> **Consignes**
• a. D'après l'extrait sur les massacres d'État en Haïti, combien de temps a duré le massacre de La Saline ?
• b. Poursuivez, s'il vous plaît, l'extrait sur les massacres d'État en Haïti à partir de sa dernière phrase.

> **Extrait du document**

━━━━━━━━

L’assassinat du très respecté Bâtonnier des avocats haïtiens, Monferrier Dorval, en septembre 2020 est considéré tant par l’opposition politique que par les défenseurs des droits humains comme un véritable crime d’État.

Et pour cause, le rapport d’enquête de la Direction centrale de la police judiciaire (DCPJ) révèle que l’un des exécutants de ce crime crapuleux — survenu non loin de la résidence du président Jovenel Moïse à Pèlerin 5 — avait en sa possession deux badges l’identifiant comme chargé de mission au Palais national et au ministère de l’Intérieur et des Collectivités territoriales (MICT).

Et si les assassins de Me Dorval sont encore aux mains de la DCPJ, les auteurs intellectuels du crime, eux, sont toujours en liberté. Autre exemple qualifié de massacre d’État, l’assassinat par armes à feu et machettes de dizaines d’innocents, dont des enfants, dans le quartier populaire de La Saline en 2018 à Port-au-Prince.

De nombreux témoins y ont alors vu l’ex-délégué départemental de l’Ouest Pierre Richard Duplan, accompagné de policiers qui ne sont jamais intervenus pendant les quatorze heures qu’a duré le massacre, réprimander vertement des membres de gangs se disputant le contrôle du territoire et qui l’entouraient, armés jusqu’aux dents.

« Nou touye twòp moun, se pa misyon sa yo te ba nou » (Vous avez tué trop de personnes, ce n’était pas ça votre mission), leur a-t-il crié, avant de quitter les lieux à bord d’un véhicule officiel. Fednel Monchery, alors Directeur général au MICT, était aussi impliqué dans le massacre.

De nombreux faits

Les liens entre l’État, des fonctionnaires ou des politiciens, et les exactions perpétrées contre la population des quartiers pauvres ne sont pas un phénomène nouveau en Haïti. Au fil des ans, maintes tueries ont aussi été qualifiées de massacres d’État.

━━━━━━━━

(Enregistrements sources)
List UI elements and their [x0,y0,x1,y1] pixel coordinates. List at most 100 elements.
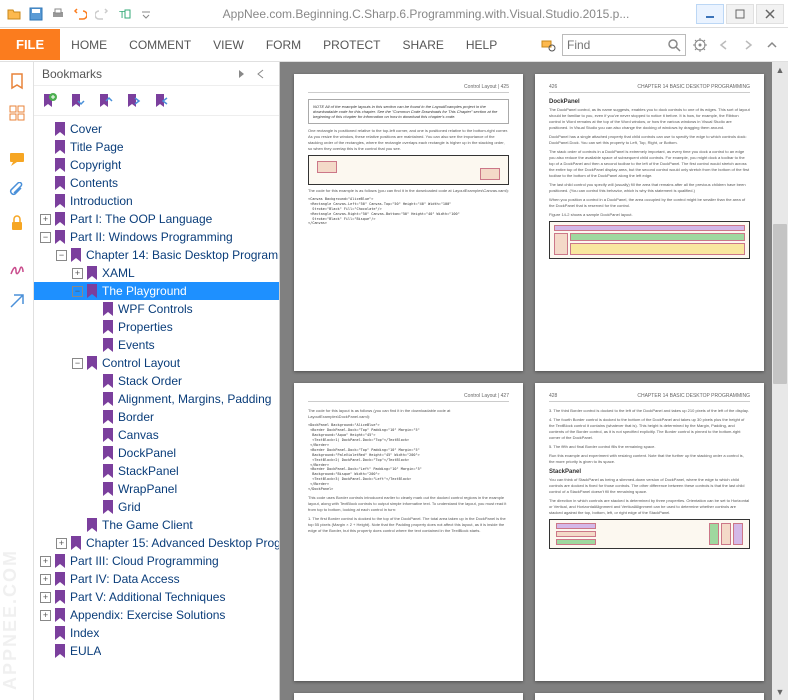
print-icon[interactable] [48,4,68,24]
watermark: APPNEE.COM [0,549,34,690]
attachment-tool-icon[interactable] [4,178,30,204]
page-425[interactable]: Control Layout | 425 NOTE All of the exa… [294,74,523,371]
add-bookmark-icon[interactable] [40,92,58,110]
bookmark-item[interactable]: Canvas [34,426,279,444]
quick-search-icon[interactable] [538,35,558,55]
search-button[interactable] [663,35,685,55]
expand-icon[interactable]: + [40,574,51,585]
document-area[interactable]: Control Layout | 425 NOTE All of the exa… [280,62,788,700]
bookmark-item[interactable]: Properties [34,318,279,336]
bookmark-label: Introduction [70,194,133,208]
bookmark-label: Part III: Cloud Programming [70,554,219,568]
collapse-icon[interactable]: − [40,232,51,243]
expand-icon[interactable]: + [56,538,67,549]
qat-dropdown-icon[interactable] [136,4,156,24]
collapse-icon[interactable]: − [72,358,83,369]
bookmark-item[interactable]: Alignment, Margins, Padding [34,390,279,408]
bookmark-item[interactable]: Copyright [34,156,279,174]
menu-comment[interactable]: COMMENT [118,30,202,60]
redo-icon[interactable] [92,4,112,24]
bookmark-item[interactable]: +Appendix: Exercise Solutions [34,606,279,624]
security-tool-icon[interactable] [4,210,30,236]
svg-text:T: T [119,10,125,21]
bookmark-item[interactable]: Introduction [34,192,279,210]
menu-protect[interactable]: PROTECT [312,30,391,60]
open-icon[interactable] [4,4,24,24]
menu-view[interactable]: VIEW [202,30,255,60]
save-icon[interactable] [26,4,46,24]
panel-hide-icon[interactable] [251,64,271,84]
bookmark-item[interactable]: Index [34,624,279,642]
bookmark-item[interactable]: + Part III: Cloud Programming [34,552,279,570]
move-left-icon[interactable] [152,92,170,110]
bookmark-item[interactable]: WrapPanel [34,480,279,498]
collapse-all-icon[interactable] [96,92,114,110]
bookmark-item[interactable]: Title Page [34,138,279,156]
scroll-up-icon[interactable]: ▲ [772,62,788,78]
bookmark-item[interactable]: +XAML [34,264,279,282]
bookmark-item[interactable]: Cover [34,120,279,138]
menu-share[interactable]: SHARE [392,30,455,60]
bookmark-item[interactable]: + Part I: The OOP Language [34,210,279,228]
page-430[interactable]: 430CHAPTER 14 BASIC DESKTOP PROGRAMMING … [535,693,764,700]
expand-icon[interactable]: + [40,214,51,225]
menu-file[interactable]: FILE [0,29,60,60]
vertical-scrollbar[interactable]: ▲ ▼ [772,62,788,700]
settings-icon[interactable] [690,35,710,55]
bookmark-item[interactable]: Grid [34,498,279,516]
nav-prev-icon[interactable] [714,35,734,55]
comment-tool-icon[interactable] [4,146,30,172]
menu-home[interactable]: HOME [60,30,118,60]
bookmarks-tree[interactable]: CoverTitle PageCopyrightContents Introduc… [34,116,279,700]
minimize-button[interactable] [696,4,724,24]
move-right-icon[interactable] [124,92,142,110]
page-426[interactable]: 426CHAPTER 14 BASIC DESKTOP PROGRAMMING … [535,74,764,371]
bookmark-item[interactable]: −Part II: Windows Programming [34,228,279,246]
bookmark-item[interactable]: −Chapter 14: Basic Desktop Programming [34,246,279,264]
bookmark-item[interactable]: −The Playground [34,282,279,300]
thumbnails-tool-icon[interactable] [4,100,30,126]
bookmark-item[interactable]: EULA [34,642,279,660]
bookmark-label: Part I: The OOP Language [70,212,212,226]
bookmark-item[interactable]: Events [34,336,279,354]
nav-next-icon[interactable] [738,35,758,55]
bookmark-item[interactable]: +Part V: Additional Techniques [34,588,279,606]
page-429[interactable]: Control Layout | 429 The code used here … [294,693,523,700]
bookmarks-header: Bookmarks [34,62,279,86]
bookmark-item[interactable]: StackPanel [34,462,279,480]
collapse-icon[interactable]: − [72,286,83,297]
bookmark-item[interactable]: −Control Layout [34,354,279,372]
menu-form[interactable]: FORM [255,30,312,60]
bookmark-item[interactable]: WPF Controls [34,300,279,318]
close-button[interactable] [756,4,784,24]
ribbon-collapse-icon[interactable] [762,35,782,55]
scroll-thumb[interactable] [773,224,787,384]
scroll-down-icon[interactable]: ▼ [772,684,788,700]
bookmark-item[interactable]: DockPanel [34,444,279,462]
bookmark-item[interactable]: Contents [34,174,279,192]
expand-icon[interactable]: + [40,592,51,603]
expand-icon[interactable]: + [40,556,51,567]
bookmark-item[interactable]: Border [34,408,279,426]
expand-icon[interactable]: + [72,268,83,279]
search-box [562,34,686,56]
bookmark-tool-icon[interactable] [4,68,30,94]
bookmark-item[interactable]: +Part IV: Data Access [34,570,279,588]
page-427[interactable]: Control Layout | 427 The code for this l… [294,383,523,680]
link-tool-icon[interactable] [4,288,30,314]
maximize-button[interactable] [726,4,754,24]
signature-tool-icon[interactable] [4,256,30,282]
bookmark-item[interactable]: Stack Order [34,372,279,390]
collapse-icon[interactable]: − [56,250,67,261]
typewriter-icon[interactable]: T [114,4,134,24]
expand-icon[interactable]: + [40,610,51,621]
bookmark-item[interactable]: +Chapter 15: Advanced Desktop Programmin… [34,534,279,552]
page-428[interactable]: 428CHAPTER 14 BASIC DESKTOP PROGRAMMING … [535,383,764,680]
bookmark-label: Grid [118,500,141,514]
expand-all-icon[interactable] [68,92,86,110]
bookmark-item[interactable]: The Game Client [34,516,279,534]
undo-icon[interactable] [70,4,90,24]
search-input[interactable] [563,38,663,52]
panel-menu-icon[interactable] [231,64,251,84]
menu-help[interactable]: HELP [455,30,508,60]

━━━━━━━━

> **Réponses**
• a. Quatorze heures.

• b.
Ainsi, les événements survenus dans le quartier de La Scierie à Saint-Marc en 2004 avaient fait des dizaines de victimes, dont certains ont été décapités, sans compter les nombreuses maisons incendiées. Le pouvoir Lavalas, alors au faîte de sa paranoïa, avait été fortement pointé du doigt par les proches des victimes…

Des crimes sont parfois commandités en sous-main par des agents étatiques. Pierre Esperance

Qui ne se souvient, non plus, du massacre de la ruelle Vaillant en 1987 alors que le pays, tout juste débarrassé des Duvalier et dirigé par le Conseil de gouvernement du général Henry Namphy, souhaitait une élection enfin démocratique ? Un massacre commis à l’encontre d’honnêtes citoyens se rendant aux urnes par des paramilitaires néo-duvaliéristes, de concert avec certains membres des Forces armées d’Haïti…

« Les liens sont de plus en plus évidents entre la pègre organisée et le personnel politique, qu’il soit au pouvoir ou dans l’opposition, dit le sociologue Roberson Édouard. Cela a certes toujours existé, mais c’est maintenant plus manifeste que jamais ! »

Refouler les revendications populaires

Dans son ouvrage intitulé «Diabolisation et mal politique. Haïti : misère, religion et politique», le sociologue québécois André Corten parle du crime politique comme « d’une action préventive face à des groupes menaçants». Le massacre de La Saline sied bien à cette définition. Coincée, grosso modo, entre Cité Soleil et l’immense marché populaire de la Croix-des-Bossales, ce quartier périphérique du centre-ville de Port-au-Prince constitue un bastion de résistance.

« Elle représentait une zone stratégique lors des mobilisations populaires, clame Pierre Espérance, coordonnateur du Réseau national de défense des droits humains (RNDDH). Le président Jovenel Moïse a vainement tenté de trouver une entente avec les individus de cette zone au début de son mandat. »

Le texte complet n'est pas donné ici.